- **Job**
Copy every line in the records below that contains the word "then".

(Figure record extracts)
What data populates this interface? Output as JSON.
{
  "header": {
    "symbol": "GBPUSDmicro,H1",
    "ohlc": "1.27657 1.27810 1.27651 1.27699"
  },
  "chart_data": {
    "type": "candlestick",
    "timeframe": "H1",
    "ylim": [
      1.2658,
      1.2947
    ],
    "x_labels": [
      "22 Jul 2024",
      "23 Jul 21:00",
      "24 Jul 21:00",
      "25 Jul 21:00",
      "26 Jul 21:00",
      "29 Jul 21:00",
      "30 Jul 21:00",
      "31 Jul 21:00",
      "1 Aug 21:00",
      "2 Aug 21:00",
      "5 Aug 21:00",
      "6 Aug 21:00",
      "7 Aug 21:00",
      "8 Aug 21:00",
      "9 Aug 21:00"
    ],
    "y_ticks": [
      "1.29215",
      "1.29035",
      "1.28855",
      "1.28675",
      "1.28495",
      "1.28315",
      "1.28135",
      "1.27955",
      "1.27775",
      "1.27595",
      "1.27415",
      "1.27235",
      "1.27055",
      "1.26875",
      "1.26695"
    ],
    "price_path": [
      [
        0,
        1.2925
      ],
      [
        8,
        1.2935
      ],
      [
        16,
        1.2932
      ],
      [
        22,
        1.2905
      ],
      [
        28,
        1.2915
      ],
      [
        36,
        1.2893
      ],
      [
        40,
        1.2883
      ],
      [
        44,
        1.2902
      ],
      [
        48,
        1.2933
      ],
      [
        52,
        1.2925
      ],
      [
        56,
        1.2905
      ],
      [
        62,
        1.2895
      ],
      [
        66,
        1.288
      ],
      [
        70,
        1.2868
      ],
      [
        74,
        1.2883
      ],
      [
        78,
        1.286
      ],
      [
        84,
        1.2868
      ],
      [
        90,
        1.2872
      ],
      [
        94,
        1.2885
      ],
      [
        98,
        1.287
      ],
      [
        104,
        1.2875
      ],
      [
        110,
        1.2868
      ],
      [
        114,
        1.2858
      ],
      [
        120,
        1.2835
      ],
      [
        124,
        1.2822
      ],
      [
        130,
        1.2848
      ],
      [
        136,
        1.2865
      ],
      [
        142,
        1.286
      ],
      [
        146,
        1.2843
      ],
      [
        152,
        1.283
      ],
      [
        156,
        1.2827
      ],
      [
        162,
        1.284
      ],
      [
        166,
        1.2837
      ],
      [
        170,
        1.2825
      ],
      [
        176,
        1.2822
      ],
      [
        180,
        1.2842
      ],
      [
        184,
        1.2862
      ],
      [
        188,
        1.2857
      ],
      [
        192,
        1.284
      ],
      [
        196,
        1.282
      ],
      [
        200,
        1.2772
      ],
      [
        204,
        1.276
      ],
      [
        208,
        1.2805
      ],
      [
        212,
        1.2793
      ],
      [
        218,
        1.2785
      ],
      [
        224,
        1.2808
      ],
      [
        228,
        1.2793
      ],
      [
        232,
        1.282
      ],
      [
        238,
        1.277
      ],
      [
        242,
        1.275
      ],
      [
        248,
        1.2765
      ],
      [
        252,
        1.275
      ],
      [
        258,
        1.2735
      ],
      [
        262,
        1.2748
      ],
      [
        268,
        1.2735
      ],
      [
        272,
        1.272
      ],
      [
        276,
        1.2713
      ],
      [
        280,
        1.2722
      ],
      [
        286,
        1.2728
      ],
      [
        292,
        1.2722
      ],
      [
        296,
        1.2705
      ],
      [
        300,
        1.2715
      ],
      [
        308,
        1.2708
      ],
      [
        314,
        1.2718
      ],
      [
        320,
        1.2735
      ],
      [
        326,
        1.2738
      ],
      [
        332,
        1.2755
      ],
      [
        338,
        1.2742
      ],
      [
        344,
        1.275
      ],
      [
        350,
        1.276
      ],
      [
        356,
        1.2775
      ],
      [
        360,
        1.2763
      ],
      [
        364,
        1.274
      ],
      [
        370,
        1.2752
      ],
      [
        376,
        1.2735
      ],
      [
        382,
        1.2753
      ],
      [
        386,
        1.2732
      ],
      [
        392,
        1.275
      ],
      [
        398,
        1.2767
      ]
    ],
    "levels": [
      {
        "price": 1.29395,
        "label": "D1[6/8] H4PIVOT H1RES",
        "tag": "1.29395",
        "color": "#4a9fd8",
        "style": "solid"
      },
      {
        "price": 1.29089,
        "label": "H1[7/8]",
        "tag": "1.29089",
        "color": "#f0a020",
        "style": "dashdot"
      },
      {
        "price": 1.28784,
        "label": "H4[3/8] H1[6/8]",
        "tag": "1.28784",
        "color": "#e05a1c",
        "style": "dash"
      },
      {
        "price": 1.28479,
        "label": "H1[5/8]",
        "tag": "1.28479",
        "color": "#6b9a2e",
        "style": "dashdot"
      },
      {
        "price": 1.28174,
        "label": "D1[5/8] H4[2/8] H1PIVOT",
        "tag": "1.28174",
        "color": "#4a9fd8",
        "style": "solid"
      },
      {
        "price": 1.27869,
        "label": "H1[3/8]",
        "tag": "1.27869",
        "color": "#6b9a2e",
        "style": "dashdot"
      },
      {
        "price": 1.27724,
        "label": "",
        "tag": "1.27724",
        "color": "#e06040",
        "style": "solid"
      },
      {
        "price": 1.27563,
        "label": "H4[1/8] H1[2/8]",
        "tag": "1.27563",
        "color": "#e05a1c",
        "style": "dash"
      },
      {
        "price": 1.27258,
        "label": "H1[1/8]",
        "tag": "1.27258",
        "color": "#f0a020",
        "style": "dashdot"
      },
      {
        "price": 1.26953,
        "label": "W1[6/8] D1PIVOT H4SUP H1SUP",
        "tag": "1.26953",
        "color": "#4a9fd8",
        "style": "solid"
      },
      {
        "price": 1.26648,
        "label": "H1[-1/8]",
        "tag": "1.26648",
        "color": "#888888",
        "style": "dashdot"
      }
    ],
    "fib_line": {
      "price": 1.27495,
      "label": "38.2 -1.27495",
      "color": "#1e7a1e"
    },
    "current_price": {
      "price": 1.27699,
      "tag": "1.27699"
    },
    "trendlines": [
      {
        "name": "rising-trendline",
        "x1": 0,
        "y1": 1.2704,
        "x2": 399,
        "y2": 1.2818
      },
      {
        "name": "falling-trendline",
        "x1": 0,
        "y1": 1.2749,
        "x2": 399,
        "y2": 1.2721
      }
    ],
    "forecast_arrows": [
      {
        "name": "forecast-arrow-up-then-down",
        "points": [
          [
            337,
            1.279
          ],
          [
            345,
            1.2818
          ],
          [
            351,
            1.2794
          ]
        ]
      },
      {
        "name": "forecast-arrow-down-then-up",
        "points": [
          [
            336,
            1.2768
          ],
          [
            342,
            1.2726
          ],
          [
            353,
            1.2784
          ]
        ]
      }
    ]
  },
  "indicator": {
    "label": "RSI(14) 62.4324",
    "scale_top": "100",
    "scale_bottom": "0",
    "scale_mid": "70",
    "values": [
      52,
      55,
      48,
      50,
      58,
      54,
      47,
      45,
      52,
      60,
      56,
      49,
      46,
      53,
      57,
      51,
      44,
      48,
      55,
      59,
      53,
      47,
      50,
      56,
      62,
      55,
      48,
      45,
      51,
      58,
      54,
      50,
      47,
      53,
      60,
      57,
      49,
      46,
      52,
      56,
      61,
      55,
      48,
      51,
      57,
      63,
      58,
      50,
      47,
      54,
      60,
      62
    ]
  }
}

- **Output of the task**
        "name": "forecast-arrow-up-then-down",
        "name": "forecast-arrow-down-then-up",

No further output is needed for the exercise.